### Task to carry out
Every record below should be printed exactly as it appears.

### Exercise materials
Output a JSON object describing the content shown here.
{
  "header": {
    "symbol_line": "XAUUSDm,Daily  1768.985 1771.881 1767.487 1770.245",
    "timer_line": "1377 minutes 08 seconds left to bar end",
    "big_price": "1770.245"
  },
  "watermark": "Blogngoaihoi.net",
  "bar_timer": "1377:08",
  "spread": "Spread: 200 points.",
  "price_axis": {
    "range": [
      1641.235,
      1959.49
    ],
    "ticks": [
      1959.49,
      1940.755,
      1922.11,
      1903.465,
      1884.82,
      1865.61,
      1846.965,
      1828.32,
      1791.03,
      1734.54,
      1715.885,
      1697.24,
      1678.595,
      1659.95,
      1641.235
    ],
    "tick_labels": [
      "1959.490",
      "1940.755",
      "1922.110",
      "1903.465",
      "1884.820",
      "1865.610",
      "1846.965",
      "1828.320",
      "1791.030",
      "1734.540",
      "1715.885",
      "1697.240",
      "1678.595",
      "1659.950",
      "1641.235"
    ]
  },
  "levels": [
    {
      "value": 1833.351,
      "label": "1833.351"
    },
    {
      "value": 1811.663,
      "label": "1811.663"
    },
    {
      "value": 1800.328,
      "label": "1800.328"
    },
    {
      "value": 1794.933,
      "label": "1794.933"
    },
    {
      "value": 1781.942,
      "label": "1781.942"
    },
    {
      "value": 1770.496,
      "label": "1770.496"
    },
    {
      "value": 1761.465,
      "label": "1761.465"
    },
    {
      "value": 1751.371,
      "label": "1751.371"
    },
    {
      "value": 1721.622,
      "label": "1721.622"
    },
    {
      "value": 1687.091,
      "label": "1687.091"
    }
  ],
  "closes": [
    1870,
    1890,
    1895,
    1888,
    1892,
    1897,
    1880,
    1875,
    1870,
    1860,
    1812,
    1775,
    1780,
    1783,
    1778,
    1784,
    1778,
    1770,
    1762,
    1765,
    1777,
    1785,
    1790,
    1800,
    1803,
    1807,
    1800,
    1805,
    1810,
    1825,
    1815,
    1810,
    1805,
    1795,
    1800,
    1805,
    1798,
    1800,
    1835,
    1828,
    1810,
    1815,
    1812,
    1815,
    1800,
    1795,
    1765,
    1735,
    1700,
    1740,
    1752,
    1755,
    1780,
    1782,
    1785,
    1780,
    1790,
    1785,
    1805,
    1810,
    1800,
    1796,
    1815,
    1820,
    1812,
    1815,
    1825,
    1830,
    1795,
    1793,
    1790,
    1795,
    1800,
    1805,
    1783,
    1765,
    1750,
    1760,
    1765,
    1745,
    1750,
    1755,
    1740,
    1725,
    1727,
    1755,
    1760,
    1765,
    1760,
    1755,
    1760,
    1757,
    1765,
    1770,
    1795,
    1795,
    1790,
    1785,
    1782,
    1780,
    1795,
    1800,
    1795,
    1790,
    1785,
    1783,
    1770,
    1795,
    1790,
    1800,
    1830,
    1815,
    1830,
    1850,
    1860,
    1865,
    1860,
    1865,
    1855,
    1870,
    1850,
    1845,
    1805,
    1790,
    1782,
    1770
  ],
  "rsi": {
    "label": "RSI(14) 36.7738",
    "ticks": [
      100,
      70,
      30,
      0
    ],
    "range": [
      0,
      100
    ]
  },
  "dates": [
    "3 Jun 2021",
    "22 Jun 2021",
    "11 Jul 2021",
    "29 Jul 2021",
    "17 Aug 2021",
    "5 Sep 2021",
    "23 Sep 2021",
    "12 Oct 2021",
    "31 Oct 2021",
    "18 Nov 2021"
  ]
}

### Response to this exercise
Output a JSON object describing the content shown here.
{
  "header": {
    "symbol_line": "XAUUSDm,Daily  1768.985 1771.881 1767.487 1770.245",
    "timer_line": "1377 minutes 08 seconds left to bar end",
    "big_price": "1770.245"
  },
  "watermark": "Blogngoaihoi.net",
  "bar_timer": "1377:08",
  "spread": "Spread: 200 points.",
  "price_axis": {
    "range": [
      1641.235,
      1959.49
    ],
    "ticks": [
      1959.49,
      1940.755,
      1922.11,
      1903.465,
      1884.82,
      1865.61,
      1846.965,
      1828.32,
      1791.03,
      1734.54,
      1715.885,
      1697.24,
      1678.595,
      1659.95,
      1641.235
    ],
    "tick_labels": [
      "1959.490",
      "1940.755",
      "1922.110",
      "1903.465",
      "1884.820",
      "1865.610",
      "1846.965",
      "1828.320",
      "1791.030",
      "1734.540",
      "1715.885",
      "1697.240",
      "1678.595",
      "1659.950",
      "1641.235"
    ]
  },
  "levels": [
    {
      "value": 1833.351,
      "label": "1833.351"
    },
    {
      "value": 1811.663,
      "label": "1811.663"
    },
    {
      "value": 1800.328,
      "label": "1800.328"
    },
    {
      "value": 1794.933,
      "label": "1794.933"
    },
    {
      "value": 1781.942,
      "label": "1781.942"
    },
    {
      "value": 1770.496,
      "label": "1770.496"
    },
    {
      "value": 1761.465,
      "label": "1761.465"
    },
    {
      "value": 1751.371,
      "label": "1751.371"
    },
    {
      "value": 1721.622,
      "label": "1721.622"
    },
    {
      "value": 1687.091,
      "label": "1687.091"
    }
  ],
  "closes": [
    1870,
    1890,
    1895,
    1888,
    1892,
    1897,
    1880,
    1875,
    1870,
    1860,
    1812,
    1775,
    1780,
    1783,
    1778,
    1784,
    1778,
    1770,
    1762,
    1765,
    1777,
    1785,
    1790,
    1800,
    1803,
    1807,
    1800,
    1805,
    1810,
    1825,
    1815,
    1810,
    1805,
    1795,
    1800,
    1805,
    1798,
    1800,
    1835,
    1828,
    1810,
    1815,
    1812,
    1815,
    1800,
    1795,
    1765,
    1735,
    1700,
    1740,
    1752,
    1755,
    1780,
    1782,
    1785,
    1780,
    1790,
    1785,
    1805,
    1810,
    1800,
    1796,
    1815,
    1820,
    1812,
    1815,
    1825,
    1830,
    1795,
    1793,
    1790,
    1795,
    1800,
    1805,
    1783,
    1765,
    1750,
    1760,
    1765,
    1745,
    1750,
    1755,
    1740,
    1725,
    1727,
    1755,
    1760,
    1765,
    1760,
    1755,
    1760,
    1757,
    1765,
    1770,
    1795,
    1795,
    1790,
    1785,
    1782,
    1780,
    1795,
    1800,
    1795,
    1790,
    1785,
    1783,
    1770,
    1795,
    1790,
    1800,
    1830,
    1815,
    1830,
    1850,
    1860,
    1865,
    1860,
    1865,
    1855,
    1870,
    1850,
    1845,
    1805,
    1790,
    1782,
    1770
  ],
  "rsi": {
    "label": "RSI(14) 36.7738",
    "ticks": [
      100,
      70,
      30,
      0
    ],
    "range": [
      0,
      100
    ]
  },
  "dates": [
    "3 Jun 2021",
    "22 Jun 2021",
    "11 Jul 2021",
    "29 Jul 2021",
    "17 Aug 2021",
    "5 Sep 2021",
    "23 Sep 2021",
    "12 Oct 2021",
    "31 Oct 2021",
    "18 Nov 2021"
  ]
}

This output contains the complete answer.